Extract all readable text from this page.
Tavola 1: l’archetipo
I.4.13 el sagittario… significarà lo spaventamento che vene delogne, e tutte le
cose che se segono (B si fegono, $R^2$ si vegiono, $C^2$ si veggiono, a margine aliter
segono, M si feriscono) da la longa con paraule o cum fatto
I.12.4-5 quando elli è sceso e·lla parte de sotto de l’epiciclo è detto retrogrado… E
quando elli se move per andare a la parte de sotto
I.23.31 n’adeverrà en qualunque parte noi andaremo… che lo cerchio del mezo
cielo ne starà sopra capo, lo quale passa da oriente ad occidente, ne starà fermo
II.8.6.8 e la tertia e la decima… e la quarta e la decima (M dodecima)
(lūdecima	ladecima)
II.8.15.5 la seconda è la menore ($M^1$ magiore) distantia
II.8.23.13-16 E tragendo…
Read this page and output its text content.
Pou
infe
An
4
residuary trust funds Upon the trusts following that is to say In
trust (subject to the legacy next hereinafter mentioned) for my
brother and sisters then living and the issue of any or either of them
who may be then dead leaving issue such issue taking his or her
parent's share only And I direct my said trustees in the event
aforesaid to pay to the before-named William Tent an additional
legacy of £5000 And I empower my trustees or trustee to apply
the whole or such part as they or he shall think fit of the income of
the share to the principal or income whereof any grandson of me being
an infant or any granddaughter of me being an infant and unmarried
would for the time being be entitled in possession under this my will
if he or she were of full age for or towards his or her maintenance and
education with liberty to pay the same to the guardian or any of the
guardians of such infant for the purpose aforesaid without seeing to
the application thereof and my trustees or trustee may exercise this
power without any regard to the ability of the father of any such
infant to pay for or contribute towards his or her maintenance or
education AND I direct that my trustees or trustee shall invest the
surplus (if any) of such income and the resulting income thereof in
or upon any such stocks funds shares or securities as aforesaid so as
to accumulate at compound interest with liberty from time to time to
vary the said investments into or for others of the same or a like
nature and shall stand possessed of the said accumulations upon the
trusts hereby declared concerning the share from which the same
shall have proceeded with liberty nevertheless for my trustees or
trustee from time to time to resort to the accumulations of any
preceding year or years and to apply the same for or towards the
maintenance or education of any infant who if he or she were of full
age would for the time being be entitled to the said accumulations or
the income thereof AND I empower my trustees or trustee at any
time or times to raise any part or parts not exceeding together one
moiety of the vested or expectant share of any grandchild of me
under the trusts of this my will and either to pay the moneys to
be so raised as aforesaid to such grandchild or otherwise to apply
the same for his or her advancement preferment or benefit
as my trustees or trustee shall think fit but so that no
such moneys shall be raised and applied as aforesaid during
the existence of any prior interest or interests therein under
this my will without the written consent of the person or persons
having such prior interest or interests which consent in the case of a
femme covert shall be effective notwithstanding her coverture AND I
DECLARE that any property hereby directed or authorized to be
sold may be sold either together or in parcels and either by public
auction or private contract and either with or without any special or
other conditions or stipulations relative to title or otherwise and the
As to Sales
_ _ _
* Instructions to follow *
Identify every line above that includes the word "towards", and show those lines.

* Response for this exercise *
if he or she were of full age for or towards his or her maintenance and
infant to pay for or contribute towards his or her maintenance or
preceding year or years and to apply the same for or towards the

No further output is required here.